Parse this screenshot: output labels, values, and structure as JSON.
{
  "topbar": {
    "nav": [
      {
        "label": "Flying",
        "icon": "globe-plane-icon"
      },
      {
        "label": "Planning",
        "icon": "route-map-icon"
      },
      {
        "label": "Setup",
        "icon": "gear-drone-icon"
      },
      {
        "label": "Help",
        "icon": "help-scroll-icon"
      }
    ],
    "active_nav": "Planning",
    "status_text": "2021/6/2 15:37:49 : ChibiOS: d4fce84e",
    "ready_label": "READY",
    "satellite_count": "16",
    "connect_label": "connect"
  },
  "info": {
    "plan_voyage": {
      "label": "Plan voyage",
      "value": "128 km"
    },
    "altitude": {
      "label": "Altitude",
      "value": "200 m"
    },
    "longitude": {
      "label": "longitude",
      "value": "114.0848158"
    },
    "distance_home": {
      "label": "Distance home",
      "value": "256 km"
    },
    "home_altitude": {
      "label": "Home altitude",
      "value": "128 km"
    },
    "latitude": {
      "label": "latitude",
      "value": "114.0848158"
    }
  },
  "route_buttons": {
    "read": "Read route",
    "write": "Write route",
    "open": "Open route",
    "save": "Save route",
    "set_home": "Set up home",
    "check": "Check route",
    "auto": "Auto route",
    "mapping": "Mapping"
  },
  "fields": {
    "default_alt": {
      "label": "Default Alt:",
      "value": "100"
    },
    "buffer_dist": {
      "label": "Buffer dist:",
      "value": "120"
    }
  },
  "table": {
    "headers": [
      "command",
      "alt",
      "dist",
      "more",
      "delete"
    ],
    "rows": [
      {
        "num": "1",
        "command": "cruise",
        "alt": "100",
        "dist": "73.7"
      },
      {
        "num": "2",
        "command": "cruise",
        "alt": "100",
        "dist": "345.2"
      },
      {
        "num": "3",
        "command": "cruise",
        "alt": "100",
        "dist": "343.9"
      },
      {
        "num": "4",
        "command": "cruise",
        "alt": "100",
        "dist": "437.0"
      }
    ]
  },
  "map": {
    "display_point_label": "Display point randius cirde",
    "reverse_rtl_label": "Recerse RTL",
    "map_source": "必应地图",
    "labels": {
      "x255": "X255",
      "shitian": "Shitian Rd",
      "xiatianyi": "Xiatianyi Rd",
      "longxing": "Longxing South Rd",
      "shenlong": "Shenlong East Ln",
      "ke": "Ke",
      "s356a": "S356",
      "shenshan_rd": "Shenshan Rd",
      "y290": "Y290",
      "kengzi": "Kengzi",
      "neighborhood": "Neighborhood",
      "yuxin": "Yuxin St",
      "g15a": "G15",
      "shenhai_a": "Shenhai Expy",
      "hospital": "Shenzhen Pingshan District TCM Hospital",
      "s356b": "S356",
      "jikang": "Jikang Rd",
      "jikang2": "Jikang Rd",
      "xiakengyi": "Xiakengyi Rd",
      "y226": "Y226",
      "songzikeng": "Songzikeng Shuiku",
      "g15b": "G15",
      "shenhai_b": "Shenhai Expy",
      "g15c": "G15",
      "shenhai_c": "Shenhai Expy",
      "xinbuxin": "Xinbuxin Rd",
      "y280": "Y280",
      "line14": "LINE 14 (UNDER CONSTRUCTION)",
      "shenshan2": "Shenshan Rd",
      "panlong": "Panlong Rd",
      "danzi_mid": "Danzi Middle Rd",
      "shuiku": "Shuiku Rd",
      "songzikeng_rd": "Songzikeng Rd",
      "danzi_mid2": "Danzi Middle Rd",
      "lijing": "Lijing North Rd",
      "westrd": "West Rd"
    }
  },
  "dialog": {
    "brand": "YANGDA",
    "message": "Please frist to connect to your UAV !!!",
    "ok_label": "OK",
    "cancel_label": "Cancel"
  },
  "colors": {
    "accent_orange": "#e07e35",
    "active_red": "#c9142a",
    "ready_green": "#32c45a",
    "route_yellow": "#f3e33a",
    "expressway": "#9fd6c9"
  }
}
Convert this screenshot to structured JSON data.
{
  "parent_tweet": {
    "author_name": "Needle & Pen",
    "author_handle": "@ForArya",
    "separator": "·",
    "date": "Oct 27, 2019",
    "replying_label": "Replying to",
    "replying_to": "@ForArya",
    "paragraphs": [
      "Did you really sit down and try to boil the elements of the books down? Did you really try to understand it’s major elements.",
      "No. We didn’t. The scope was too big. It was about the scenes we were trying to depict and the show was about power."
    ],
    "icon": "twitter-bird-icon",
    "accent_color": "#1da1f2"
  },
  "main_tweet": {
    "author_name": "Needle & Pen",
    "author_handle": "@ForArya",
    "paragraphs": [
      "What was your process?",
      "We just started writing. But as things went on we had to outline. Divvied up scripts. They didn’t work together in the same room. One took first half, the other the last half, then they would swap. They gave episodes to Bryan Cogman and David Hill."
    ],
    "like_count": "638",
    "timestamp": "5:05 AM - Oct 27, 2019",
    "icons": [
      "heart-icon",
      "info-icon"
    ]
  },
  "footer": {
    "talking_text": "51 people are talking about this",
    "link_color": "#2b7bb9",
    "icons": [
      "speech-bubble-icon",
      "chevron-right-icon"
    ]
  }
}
◇ ◇ ◇ ◇
▸ **Task objective**
Return all of the entries word for word.

▸ **Result of this task**
Parse this screenshot: output labels, values, and structure as JSON.
{
  "topbar": {
    "nav": [
      {
        "label": "Flying",
        "icon": "globe-plane-icon"
      },
      {
        "label": "Planning",
        "icon": "route-map-icon"
      },
      {
        "label": "Setup",
        "icon": "gear-drone-icon"
      },
      {
        "label": "Help",
        "icon": "help-scroll-icon"
      }
    ],
    "active_nav": "Planning",
    "status_text": "2021/6/2 15:37:49 : ChibiOS: d4fce84e",
    "ready_label": "READY",
    "satellite_count": "16",
    "connect_label": "connect"
  },
  "info": {
    "plan_voyage": {
      "label": "Plan voyage",
      "value": "128 km"
    },
    "altitude": {
      "label": "Altitude",
      "value": "200 m"
    },
    "longitude": {
      "label": "longitude",
      "value": "114.0848158"
    },
    "distance_home": {
      "label": "Distance home",
      "value": "256 km"
    },
    "home_altitude": {
      "label": "Home altitude",
      "value": "128 km"
    },
    "latitude": {
      "label": "latitude",
      "value": "114.0848158"
    }
  },
  "route_buttons": {
    "read": "Read route",
    "write": "Write route",
    "open": "Open route",
    "save": "Save route",
    "set_home": "Set up home",
    "check": "Check route",
    "auto": "Auto route",
    "mapping": "Mapping"
  },
  "fields": {
    "default_alt": {
      "label": "Default Alt:",
      "value": "100"
    },
    "buffer_dist": {
      "label": "Buffer dist:",
      "value": "120"
    }
  },
  "table": {
    "headers": [
      "command",
      "alt",
      "dist",
      "more",
      "delete"
    ],
    "rows": [
      {
        "num": "1",
        "command": "cruise",
        "alt": "100",
        "dist": "73.7"
      },
      {
        "num": "2",
        "command": "cruise",
        "alt": "100",
        "dist": "345.2"
      },
      {
        "num": "3",
        "command": "cruise",
        "alt": "100",
        "dist": "343.9"
      },
      {
        "num": "4",
        "command": "cruise",
        "alt": "100",
        "dist": "437.0"
      }
    ]
  },
  "map": {
    "display_point_label": "Display point randius cirde",
    "reverse_rtl_label": "Recerse RTL",
    "map_source": "必应地图",
    "labels": {
      "x255": "X255",
      "shitian": "Shitian Rd",
      "xiatianyi": "Xiatianyi Rd",
      "longxing": "Longxing South Rd",
      "shenlong": "Shenlong East Ln",
      "ke": "Ke",
      "s356a": "S356",
      "shenshan_rd": "Shenshan Rd",
      "y290": "Y290",
      "kengzi": "Kengzi",
      "neighborhood": "Neighborhood",
      "yuxin": "Yuxin St",
      "g15a": "G15",
      "shenhai_a": "Shenhai Expy",
      "hospital": "Shenzhen Pingshan District TCM Hospital",
      "s356b": "S356",
      "jikang": "Jikang Rd",
      "jikang2": "Jikang Rd",
      "xiakengyi": "Xiakengyi Rd",
      "y226": "Y226",
      "songzikeng": "Songzikeng Shuiku",
      "g15b": "G15",
      "shenhai_b": "Shenhai Expy",
      "g15c": "G15",
      "shenhai_c": "Shenhai Expy",
      "xinbuxin": "Xinbuxin Rd",
      "y280": "Y280",
      "line14": "LINE 14 (UNDER CONSTRUCTION)",
      "shenshan2": "Shenshan Rd",
      "panlong": "Panlong Rd",
      "danzi_mid": "Danzi Middle Rd",
      "shuiku": "Shuiku Rd",
      "songzikeng_rd": "Songzikeng Rd",
      "danzi_mid2": "Danzi Middle Rd",
      "lijing": "Lijing North Rd",
      "westrd": "West Rd"
    }
  },
  "dialog": {
    "brand": "YANGDA",
    "message": "Please frist to connect to your UAV !!!",
    "ok_label": "OK",
    "cancel_label": "Cancel"
  },
  "colors": {
    "accent_orange": "#e07e35",
    "active_red": "#c9142a",
    "ready_green": "#32c45a",
    "route_yellow": "#f3e33a",
    "expressway": "#9fd6c9"
  }
}
Convert this screenshot to structured JSON data.
{
  "parent_tweet": {
    "author_name": "Needle & Pen",
    "author_handle": "@ForArya",
    "separator": "·",
    "date": "Oct 27, 2019",
    "replying_label": "Replying to",
    "replying_to": "@ForArya",
    "paragraphs": [
      "Did you really sit down and try to boil the elements of the books down? Did you really try to understand it’s major elements.",
      "No. We didn’t. The scope was too big. It was about the scenes we were trying to depict and the show was about power."
    ],
    "icon": "twitter-bird-icon",
    "accent_color": "#1da1f2"
  },
  "main_tweet": {
    "author_name": "Needle & Pen",
    "author_handle": "@ForArya",
    "paragraphs": [
      "What was your process?",
      "We just started writing. But as things went on we had to outline. Divvied up scripts. They didn’t work together in the same room. One took first half, the other the last half, then they would swap. They gave episodes to Bryan Cogman and David Hill."
    ],
    "like_count": "638",
    "timestamp": "5:05 AM - Oct 27, 2019",
    "icons": [
      "heart-icon",
      "info-icon"
    ]
  },
  "footer": {
    "talking_text": "51 people are talking about this",
    "link_color": "#2b7bb9",
    "icons": [
      "speech-bubble-icon",
      "chevron-right-icon"
    ]
  }
}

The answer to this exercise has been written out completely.